- [WHAT YOU WILL DO]:
Filter the listing and keep only the lines with the word "JSON".
--------------------------------------------------
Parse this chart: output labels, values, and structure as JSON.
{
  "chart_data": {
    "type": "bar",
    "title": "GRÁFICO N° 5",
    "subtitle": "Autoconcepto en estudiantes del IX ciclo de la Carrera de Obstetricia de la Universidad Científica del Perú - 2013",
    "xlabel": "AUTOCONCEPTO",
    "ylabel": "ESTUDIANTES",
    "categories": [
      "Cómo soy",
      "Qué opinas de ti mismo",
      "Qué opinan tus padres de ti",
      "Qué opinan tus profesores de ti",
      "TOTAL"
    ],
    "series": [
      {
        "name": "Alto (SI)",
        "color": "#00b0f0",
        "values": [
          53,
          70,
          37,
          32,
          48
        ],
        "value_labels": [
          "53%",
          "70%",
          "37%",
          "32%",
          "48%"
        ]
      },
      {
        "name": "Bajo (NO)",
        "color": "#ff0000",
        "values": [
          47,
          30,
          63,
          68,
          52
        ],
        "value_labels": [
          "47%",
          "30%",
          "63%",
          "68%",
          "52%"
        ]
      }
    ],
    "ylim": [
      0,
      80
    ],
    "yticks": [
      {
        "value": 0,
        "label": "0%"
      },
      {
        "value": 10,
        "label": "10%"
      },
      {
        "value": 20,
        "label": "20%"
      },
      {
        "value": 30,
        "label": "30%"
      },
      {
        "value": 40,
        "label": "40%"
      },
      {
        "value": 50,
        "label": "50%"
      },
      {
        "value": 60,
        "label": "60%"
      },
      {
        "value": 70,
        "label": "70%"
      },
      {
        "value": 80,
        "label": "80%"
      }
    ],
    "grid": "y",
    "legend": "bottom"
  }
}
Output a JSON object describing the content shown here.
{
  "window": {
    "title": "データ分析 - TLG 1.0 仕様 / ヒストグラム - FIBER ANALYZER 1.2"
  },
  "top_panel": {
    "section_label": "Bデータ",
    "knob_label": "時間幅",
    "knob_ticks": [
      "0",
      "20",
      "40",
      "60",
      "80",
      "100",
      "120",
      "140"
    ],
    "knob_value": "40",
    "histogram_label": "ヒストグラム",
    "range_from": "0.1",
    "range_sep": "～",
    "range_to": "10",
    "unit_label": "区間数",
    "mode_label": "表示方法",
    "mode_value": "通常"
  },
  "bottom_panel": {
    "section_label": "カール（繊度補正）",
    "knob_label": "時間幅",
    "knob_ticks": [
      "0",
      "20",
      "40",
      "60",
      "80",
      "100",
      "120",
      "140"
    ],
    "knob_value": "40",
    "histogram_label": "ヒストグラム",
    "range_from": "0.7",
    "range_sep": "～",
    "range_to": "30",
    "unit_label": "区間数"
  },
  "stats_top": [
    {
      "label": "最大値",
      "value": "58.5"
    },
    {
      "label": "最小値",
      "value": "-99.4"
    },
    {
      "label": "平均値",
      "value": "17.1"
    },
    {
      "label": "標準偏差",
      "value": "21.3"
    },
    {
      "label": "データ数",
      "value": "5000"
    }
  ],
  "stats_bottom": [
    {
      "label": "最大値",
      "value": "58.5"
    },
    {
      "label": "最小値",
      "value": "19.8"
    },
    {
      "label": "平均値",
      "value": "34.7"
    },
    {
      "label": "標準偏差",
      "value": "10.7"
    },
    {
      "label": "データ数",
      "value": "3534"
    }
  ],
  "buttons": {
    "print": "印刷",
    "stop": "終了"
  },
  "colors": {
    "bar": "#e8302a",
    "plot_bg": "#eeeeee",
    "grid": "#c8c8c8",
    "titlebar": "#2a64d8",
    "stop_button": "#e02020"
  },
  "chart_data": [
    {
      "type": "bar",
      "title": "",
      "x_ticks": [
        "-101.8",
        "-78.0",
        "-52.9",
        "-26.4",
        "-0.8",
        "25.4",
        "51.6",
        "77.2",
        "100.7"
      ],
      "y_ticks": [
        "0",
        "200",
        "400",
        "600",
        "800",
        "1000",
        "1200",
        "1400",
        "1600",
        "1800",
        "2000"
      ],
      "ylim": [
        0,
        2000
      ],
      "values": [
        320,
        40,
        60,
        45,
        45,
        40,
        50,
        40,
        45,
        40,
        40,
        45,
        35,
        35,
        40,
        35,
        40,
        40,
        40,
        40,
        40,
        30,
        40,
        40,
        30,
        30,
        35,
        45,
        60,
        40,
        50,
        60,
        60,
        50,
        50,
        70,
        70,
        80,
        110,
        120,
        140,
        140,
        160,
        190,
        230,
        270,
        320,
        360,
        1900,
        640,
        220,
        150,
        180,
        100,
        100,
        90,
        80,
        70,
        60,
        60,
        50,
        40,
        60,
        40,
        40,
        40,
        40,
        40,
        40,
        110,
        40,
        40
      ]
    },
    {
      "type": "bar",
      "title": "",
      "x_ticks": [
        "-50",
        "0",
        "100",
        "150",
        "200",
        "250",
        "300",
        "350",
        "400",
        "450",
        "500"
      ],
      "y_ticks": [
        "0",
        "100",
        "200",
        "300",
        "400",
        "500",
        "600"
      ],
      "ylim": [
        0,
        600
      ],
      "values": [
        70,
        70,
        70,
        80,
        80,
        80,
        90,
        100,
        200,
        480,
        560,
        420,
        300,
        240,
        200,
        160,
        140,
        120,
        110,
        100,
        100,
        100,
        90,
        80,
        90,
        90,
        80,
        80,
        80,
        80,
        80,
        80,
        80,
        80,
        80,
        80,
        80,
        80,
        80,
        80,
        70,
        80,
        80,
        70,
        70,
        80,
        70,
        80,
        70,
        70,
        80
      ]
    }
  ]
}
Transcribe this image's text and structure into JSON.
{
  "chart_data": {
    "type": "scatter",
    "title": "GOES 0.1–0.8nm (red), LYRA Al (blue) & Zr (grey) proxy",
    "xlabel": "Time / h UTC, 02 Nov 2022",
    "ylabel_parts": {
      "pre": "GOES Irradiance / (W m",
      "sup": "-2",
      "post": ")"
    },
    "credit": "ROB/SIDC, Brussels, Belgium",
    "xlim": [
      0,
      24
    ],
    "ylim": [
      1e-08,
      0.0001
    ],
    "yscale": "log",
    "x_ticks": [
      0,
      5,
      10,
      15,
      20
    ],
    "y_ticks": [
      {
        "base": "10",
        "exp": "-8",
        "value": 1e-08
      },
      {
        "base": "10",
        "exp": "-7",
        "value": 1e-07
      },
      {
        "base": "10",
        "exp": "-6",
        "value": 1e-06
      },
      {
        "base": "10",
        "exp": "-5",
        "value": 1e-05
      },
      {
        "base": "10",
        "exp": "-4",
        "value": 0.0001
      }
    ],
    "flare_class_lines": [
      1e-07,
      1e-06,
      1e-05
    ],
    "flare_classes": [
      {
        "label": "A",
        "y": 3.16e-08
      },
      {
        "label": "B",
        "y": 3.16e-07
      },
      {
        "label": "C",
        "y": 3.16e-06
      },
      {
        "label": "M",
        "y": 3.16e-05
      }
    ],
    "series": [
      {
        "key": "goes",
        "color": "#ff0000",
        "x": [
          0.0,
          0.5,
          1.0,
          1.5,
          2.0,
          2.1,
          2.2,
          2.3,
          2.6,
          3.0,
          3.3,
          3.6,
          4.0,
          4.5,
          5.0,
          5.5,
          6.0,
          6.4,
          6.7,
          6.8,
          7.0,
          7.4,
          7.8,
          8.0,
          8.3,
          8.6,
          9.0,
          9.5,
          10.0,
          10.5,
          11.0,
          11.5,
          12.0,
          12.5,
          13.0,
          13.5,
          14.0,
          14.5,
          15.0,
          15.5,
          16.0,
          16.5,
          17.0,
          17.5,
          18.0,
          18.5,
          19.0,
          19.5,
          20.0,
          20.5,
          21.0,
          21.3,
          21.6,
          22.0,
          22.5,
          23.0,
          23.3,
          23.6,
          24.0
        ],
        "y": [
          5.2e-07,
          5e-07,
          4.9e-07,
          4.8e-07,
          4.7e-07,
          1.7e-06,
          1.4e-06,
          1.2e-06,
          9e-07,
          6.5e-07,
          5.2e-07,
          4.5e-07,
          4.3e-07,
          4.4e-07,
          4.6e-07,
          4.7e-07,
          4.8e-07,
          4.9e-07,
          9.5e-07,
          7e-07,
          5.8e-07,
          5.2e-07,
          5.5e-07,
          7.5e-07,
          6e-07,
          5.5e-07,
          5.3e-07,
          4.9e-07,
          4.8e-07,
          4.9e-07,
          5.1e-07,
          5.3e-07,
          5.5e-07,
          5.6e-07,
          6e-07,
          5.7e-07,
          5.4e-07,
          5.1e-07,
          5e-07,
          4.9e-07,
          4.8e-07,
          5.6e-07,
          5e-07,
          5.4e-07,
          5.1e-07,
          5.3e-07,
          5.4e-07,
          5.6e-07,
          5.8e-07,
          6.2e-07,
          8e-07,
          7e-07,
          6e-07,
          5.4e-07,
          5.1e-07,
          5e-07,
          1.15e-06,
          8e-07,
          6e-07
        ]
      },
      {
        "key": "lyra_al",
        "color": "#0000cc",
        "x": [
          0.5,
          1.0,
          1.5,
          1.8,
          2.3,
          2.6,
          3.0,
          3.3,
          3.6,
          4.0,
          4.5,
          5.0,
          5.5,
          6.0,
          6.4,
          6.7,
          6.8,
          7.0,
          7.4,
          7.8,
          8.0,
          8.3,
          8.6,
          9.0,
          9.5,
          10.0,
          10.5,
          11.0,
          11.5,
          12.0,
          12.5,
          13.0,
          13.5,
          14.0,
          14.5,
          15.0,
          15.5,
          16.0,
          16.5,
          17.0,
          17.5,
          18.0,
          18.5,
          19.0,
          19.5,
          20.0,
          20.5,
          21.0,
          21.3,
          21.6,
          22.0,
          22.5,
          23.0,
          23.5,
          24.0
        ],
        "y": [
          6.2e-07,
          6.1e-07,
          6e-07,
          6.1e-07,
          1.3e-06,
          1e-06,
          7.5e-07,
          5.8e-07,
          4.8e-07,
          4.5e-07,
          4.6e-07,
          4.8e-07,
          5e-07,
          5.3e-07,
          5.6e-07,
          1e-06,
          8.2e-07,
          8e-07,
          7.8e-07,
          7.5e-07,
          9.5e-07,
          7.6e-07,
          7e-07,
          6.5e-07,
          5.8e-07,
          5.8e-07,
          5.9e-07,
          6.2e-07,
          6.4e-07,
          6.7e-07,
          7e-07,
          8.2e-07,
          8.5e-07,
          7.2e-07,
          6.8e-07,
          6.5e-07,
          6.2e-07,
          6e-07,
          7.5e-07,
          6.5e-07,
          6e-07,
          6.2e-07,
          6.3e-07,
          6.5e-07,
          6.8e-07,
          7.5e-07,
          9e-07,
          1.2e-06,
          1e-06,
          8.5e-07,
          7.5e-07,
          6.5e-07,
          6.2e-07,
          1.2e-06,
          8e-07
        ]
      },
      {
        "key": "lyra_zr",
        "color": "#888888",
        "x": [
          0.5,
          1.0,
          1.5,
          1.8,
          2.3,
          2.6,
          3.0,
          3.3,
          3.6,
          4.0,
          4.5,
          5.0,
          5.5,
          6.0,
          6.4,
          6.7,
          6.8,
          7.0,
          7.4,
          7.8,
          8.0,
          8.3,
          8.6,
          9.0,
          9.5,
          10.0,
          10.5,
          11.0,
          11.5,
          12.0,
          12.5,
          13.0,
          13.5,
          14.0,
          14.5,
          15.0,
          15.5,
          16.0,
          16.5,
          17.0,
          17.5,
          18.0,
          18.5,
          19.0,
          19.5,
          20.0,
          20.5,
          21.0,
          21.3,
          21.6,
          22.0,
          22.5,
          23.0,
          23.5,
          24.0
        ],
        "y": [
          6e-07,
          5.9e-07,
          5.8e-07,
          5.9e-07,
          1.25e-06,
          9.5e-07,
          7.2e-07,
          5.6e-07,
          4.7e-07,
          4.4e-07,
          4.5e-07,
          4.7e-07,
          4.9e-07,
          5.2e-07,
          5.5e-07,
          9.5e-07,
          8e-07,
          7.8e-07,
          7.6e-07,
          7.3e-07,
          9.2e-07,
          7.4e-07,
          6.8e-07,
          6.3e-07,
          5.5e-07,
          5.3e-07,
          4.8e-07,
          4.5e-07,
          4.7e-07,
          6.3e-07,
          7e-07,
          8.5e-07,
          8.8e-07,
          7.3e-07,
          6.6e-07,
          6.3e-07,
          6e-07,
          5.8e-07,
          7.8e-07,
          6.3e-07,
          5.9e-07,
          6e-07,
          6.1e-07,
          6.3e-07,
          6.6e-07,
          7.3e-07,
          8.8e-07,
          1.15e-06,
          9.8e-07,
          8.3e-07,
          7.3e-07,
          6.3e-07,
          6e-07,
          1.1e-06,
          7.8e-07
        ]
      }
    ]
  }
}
--------------------------------------------------
- [THE ANSWER]:
Parse this chart: output labels, values, and structure as JSON.
Output a JSON object describing the content shown here.
Transcribe this image's text and structure into JSON.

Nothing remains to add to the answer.